## DO THIS
Type out every line below exactly as it reads.

-- begin --

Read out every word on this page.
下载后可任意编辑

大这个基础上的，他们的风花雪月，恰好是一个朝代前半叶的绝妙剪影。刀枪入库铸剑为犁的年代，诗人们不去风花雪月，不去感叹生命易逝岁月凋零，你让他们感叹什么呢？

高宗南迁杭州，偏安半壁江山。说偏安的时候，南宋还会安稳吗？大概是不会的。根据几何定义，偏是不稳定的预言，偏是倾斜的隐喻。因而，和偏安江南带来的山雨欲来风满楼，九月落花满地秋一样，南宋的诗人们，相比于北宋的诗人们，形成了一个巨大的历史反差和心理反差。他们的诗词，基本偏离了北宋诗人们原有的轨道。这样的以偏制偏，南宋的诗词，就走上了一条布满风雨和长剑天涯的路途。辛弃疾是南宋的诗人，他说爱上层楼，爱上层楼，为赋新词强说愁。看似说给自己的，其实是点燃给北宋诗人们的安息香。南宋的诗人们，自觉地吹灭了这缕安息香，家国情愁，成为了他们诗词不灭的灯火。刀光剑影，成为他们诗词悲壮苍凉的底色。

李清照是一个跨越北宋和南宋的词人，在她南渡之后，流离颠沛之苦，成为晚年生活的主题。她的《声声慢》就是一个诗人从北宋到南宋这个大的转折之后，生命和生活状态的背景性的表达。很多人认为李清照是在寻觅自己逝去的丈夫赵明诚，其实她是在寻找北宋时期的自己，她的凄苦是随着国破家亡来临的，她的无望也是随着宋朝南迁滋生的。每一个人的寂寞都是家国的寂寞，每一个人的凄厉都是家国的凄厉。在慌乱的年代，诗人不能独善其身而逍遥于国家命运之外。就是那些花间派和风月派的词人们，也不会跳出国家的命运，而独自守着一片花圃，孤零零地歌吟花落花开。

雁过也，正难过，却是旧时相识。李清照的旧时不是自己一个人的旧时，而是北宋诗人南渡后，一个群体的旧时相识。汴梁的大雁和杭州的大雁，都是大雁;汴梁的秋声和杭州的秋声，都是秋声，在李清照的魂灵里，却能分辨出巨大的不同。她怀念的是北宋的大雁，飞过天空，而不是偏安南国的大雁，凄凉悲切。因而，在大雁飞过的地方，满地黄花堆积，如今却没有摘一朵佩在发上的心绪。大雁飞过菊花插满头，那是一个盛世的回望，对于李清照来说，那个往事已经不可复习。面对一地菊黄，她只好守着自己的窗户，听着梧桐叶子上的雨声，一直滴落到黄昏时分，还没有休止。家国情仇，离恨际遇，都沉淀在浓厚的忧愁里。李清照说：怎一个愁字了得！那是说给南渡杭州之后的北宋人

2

-- end --

## EXERCISE RESULT
Read out every word on this page.
下载后可任意编辑

大这个基础上的，他们的风花雪月，恰好是一个朝代前半叶的绝妙剪影。刀枪入库铸剑为犁的年代，诗人们不去风花雪月，不去感叹生命易逝岁月凋零，你让他们感叹什么呢？

高宗南迁杭州，偏安半壁江山。说偏安的时候，南宋还会安稳吗？大概是不会的。根据几何定义，偏是不稳定的预言，偏是倾斜的隐喻。因而，和偏安江南带来的山雨欲来风满楼，九月落花满地秋一样，南宋的诗人们，相比于北宋的诗人们，形成了一个巨大的历史反差和心理反差。他们的诗词，基本偏离了北宋诗人们原有的轨道。这样的以偏制偏，南宋的诗词，就走上了一条布满风雨和长剑天涯的路途。辛弃疾是南宋的诗人，他说爱上层楼，爱上层楼，为赋新词强说愁。看似说给自己的，其实是点燃给北宋诗人们的安息香。南宋的诗人们，自觉地吹灭了这缕安息香，家国情愁，成为了他们诗词不灭的灯火。刀光剑影，成为他们诗词悲壮苍凉的底色。

李清照是一个跨越北宋和南宋的词人，在她南渡之后，流离颠沛之苦，成为晚年生活的主题。她的《声声慢》就是一个诗人从北宋到南宋这个大的转折之后，生命和生活状态的背景性的表达。很多人认为李清照是在寻觅自己逝去的丈夫赵明诚，其实她是在寻找北宋时期的自己，她的凄苦是随着国破家亡来临的，她的无望也是随着宋朝南迁滋生的。每一个人的寂寞都是家国的寂寞，每一个人的凄厉都是家国的凄厉。在慌乱的年代，诗人不能独善其身而逍遥于国家命运之外。就是那些花间派和风月派的词人们，也不会跳出国家的命运，而独自守着一片花圃，孤零零地歌吟花落花开。

雁过也，正难过，却是旧时相识。李清照的旧时不是自己一个人的旧时，而是北宋诗人南渡后，一个群体的旧时相识。汴梁的大雁和杭州的大雁，都是大雁;汴梁的秋声和杭州的秋声，都是秋声，在李清照的魂灵里，却能分辨出巨大的不同。她怀念的是北宋的大雁，飞过天空，而不是偏安南国的大雁，凄凉悲切。因而，在大雁飞过的地方，满地黄花堆积，如今却没有摘一朵佩在发上的心绪。大雁飞过菊花插满头，那是一个盛世的回望，对于李清照来说，那个往事已经不可复习。面对一地菊黄，她只好守着自己的窗户，听着梧桐叶子上的雨声，一直滴落到黄昏时分，还没有休止。家国情仇，离恨际遇，都沉淀在浓厚的忧愁里。李清照说：怎一个愁字了得！那是说给南渡杭州之后的北宋人

2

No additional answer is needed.